(Document segment)
+--

Ashley and I like to talk about the fact that we believe that you have to give trust to get trust. So, those leaders, they’re putting in place those productivity trackers, they may be eroding trust unintentionally. Instead, if they could flip that, extending trust to their employees and measuring it, so that they can proactively build it, we think that is an important approach going forward.

Mahan Tavakoli: 

So would love to dig into that a little bit more Amelia. On Tuesdays, my conversations are with CEOs in the Greater Washington DC region, and at least half a dozen of them have mentioned their trust had been betrayed by someone. So they told me, whether they called it the Reagan rule or what avails, trust what verifies. 

You also mentioned granting of that trust. Where is the balance between granting of trust and then trust but verify?

Ashley Reichheld: 

I think you actually said it, which is in all of the research we uncovered, you have to give trust to get trust. And so, if you are beginning from a point of mistrust, you're actually trying to work yourself out of a hole. So it's really important, particularly as an organization, managing workers to be the one to extend trust and indicate that trust is there until it's not there, or until there's a reason to pull it away.

+--

Collected data listing
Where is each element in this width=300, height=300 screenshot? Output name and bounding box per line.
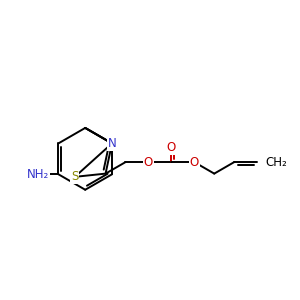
Text: O: O (144, 156, 153, 169)
Text: NH₂: NH₂ (27, 168, 49, 181)
Text: N: N (108, 137, 116, 150)
Text: S: S (71, 170, 79, 183)
Text: O: O (167, 141, 176, 154)
Text: CH₂: CH₂ (265, 156, 287, 169)
Text: O: O (190, 156, 199, 169)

+--

(Jobs)
1. Recast the listing as a two-column CSV with the headers "request" and "answer", giving one row per listing entry. Put each field in quotes, replace any line breaks with spaces, and leave out the picture.
2. Continue the transcript on trust in the workplace from the point where it stops.
The transcript on trust and the listing are unrelated pieces of material.

(Replies)
1.
request,answer
"Where is each element in this width=300, height=300 screenshot? Output name and bounding box per line.","Text: O: O (144, 156, 153, 169) Text: NH₂: NH₂ (27, 168, 49, 181) Text: N: N (108, 137, 116, 150) Text: S: S (71, 170, 79, 183) Text: O: O (167, 141, 176, 154) Text: CH₂: CH₂ (265, 156, 287, 169) Text: O: O (190, 156, 199, 169)"

2.
This is why when we think about things like worker productivity. Our policy, or what we tell companies is you're measuring the wrong thing, you're measuring an outcome. But what you should be measuring is the driver of that productivity.

We know, for example, that when workers trust their employer, 80% almost are motivated to work versus just 30% who don't trust. So, there's a massive gap in terms of what trust drives. And so, rather than think about measuring the outcomes, think about measuring the drivers. Think about what's going to promote the positive things that you wanna see versus measuring the negative outcome of it. 

Because very likely if you were to do that research, you'll find out that the people you're tracking, mouse movement for, don't really trust you and don't understand why you're doing that anyway.

Amelia Dunlop:

 Yeah. And I think on the more personal leader side, you mentioned leaders talking to you about what. Is lost. One of the things that we found is most people don't wanna have a conversation about trust until after trust is broken. It's not the topic of conversation until you've had a trust event, and it can be a product recall, it can be an issue with your employee population. 

But it also can equally be an issue between two leaders, or in organizations. And I think, we've all had those experiences and while we set out to create this measurement system to help organizations and brands, we've also personally both used the four factors of trust in our own relationship with each other, but also with our teams as part of our leadership philosophies.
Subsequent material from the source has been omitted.